# Dry hopping times



## falcon250 (9/9/13)

G'day all,


What would be the best dry hopping times for galaxy and cascade hops? I recently did a Stone & Wood Pacific Ale clone dry hopped with Galaxy pellets and it came out very bitter, can extra bitterness be gained from 
about 8 days dry hopping? Has anyone got a table or guide referencing optimal times?

Any ideas always greatfully received!.


----------



## Mr. No-Tip (9/9/13)

Pretty sure you wont get a single IBU from dry hopping...bitterness extract happens north of 80 degrees or thereabouts?


----------



## krausenhaus (10/9/13)

It won't affect the IBUs but it can add perceived bitterness.

Personally, I think eight days is too long a duration for dry hopping (especially with Galaxy) but I know there are brewers who are quite happy doing it.

I would be inclined to use extra Galaxy but only dry hop for three days. Galaxy can throw off some really grassy flavours if they're left in for a while.


----------



## syl (10/9/13)

Be careful with galaxy in particular!!!! More than any other hop! Just give it 3 days as stated above to get the great aroma without the grass clippings!


----------



## HBHB (10/9/13)

Q:

How much did you use of each, at what stage did you add them and at what temperature was the beer, plus for how long?

Martin


----------



## slash22000 (10/9/13)

I find 3 days is long enough 99% of the time. 5 days if I'm too lazy to bottle/keg.

Assuming we are talking about ~20ºC temperatures here. If it's much hotter it'll work faster, colder it will work slower.


----------



## falcon250 (10/9/13)

HBHB said:


> Q:
> 
> How much did you use of each, at what stage did you add them and at what temperature was the beer, plus for how long?
> 
> Martin


Gday Martin from memory in a 11 litre brew for a small corny keg it was 5g for 40 mins, 5 g for 15 mins and 5 g 5 mins before the then dry hopped with 15g, I'm pretty sure that's what I did. Cheers.


----------



## manticle (11/9/13)

IBU is a measure of solubilised alpha acids in wort. Hops contain other compounds that can be perceived as bitter that don't need to be isomerised to be bitter. Just try soaking hops in water for 3 days or chewing on a pellet. No isomerisation, still bitter.

I dry hop for 2-3 days in the cold and I think that's all you need.


----------



## Dave70 (12/9/13)

When you say bitter, do you mean more 'harsh' flavors? 
I've had this with extended dry hopping as well as grassy flavors, even with the delicious Amarillo.
Like the previous caller remarked, 2 to 3 days is pretty much spot on in most cases.


----------



## scon (12/9/13)

manticle said:


> IBU is a measure of solubilised alpha acids in wort. Hops contain other compounds that can be perceived as bitter that don't need to be isomerised to be bitter. Just try soaking hops in water for 3 days or chewing on a pellet. No isomerisation, still bitter.
> 
> I dry hop for 2-3 days in the cold and I think that's all you need.


I was actually just wondeirng about this today, so you dry hop while cold crashing? If not, how do people manage the two of these? Dry hop then cold crash?


----------



## syl (12/9/13)

scon said:


> I was actually just wondeirng about this today, so you dry hop while cold crashing? If not, how do people manage the two of these? Dry hop then cold crash?


Dry hop 2-3 days. If that is when you are cold crashing, then so be it.

EDIT: I do 3 days.


----------

────────────────

WHAT IS NEEDED:
Write out word for word the stretch of the dry hopping thread from "It won't affect" through "the grass clippings!".

Layout element annotations
────────────────

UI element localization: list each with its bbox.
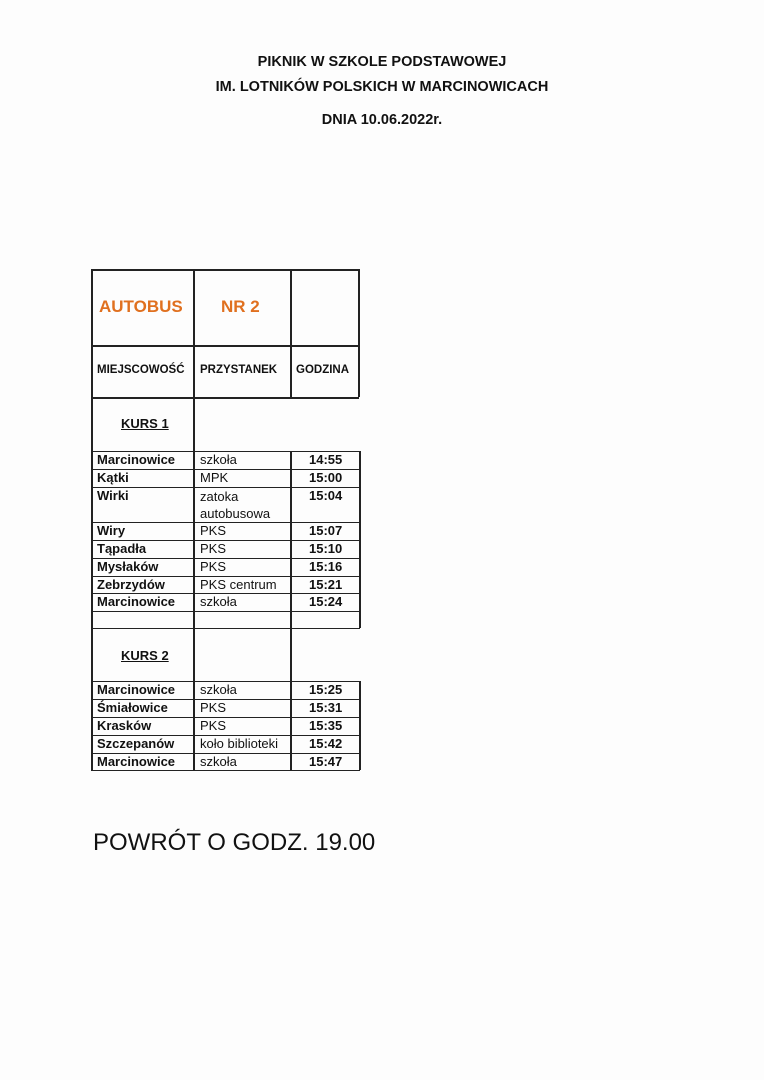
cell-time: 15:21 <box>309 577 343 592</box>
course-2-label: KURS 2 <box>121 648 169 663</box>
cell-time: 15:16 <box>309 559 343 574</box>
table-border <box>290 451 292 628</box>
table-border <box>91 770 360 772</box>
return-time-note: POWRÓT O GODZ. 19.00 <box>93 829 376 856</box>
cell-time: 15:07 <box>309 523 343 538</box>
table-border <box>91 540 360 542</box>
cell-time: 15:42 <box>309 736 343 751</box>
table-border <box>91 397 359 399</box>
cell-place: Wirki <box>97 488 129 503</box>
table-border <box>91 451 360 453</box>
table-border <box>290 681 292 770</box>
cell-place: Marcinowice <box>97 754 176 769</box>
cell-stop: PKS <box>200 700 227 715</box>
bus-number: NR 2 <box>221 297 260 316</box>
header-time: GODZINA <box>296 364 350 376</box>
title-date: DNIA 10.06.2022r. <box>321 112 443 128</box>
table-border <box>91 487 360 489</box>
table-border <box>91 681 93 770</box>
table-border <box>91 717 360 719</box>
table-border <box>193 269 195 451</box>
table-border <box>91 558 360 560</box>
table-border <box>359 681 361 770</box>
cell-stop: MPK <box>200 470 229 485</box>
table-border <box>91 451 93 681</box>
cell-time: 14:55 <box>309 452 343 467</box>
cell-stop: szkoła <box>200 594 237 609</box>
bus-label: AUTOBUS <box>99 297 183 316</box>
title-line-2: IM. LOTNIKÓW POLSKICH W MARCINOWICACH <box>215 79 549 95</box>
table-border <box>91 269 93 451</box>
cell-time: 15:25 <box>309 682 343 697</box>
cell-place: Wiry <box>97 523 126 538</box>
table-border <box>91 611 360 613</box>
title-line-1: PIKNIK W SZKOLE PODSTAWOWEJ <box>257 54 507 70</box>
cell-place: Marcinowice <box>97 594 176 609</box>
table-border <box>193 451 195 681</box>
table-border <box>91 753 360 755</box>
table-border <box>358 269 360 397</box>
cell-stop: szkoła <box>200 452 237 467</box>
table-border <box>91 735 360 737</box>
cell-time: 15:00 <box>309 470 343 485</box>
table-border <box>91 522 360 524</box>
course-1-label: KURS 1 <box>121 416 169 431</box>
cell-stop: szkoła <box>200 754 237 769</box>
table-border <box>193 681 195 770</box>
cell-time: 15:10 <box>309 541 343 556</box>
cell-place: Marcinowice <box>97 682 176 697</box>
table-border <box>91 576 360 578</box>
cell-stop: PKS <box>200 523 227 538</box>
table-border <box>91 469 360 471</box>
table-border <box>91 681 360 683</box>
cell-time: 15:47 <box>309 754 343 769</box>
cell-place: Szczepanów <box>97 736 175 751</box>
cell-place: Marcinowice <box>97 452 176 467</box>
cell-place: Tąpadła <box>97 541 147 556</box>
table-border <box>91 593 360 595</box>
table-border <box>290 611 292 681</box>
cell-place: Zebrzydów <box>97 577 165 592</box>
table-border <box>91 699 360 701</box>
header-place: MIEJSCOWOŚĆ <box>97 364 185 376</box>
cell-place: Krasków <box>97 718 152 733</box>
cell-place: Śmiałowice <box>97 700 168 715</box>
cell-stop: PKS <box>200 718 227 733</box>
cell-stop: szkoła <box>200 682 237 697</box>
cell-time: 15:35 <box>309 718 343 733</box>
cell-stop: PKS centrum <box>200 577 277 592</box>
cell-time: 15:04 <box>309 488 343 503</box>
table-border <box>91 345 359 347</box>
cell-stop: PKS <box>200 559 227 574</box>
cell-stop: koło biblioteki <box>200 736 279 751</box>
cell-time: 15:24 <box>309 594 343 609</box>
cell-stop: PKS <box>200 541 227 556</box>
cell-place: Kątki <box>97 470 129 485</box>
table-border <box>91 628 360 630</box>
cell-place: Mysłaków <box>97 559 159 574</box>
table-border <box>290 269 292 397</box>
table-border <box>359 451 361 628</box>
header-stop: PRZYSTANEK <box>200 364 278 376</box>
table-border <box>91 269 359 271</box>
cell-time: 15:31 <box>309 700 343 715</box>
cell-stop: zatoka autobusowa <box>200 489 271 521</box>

────────────────

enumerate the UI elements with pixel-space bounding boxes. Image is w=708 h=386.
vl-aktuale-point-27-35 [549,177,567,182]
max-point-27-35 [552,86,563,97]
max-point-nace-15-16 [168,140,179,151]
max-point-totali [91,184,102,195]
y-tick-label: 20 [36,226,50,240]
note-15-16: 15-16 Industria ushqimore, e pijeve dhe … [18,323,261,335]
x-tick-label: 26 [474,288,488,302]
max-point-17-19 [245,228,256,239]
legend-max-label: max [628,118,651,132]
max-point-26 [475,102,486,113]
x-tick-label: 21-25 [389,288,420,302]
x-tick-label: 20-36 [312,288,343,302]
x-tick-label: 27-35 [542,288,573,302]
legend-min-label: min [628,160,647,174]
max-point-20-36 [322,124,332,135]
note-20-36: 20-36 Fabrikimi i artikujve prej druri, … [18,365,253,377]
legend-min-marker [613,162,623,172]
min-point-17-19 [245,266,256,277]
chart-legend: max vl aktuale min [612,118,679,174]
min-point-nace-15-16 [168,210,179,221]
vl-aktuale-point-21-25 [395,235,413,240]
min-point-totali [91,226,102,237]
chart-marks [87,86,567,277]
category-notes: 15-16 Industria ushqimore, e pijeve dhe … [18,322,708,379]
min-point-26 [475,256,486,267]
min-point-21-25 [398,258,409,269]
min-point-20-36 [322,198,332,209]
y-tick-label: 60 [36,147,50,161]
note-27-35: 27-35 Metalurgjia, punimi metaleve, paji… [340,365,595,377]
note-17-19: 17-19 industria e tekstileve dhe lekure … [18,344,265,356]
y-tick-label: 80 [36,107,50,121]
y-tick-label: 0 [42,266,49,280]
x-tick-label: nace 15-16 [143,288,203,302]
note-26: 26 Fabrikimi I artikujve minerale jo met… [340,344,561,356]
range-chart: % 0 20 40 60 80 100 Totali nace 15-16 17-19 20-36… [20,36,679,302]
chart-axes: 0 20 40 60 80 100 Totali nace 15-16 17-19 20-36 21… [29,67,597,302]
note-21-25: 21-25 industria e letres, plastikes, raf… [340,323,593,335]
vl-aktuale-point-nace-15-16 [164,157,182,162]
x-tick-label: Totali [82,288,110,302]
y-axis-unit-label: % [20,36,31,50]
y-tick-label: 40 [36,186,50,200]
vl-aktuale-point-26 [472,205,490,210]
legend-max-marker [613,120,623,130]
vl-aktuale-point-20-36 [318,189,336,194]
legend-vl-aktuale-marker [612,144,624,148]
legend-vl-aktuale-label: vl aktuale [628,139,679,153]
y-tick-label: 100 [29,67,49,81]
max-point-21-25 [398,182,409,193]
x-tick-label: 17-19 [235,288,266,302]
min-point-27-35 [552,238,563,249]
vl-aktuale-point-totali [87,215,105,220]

────────────────

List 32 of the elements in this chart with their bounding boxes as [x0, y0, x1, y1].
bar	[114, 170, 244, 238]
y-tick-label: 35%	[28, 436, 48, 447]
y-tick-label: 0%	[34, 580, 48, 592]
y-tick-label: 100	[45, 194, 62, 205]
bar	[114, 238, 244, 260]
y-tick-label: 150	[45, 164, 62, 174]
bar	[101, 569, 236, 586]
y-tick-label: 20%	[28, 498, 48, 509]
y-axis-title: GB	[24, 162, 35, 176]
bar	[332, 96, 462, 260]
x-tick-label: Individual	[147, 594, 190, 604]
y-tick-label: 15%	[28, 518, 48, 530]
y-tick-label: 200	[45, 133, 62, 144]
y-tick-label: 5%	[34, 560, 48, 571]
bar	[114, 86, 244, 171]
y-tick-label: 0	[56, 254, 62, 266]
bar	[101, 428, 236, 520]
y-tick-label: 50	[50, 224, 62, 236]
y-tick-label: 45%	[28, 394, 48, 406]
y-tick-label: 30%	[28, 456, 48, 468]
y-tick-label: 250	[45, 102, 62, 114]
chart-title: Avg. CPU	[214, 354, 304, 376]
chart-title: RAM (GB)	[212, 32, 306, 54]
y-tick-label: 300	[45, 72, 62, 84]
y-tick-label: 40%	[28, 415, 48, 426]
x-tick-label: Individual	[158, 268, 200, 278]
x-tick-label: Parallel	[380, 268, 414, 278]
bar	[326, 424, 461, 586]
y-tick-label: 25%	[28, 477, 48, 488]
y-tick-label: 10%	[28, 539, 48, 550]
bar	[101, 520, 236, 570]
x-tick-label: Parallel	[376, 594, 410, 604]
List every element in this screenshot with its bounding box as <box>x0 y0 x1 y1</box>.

────────────────

SOLUTION TO THIS TASK:
It won't affect the IBUs but it can add perceived bitterness.

Personally, I think eight days is too long a duration for dry hopping (especially with Galaxy) but I know there are brewers who are quite happy doing it.

I would be inclined to use extra Galaxy but only dry hop for three days. Galaxy can throw off some really grassy flavours if they're left in for a while.


----------



## syl (10/9/13)

Be careful with galaxy in particular!!!! More than any other hop! Just give it 3 days as stated above to get the great aroma without the grass clippings!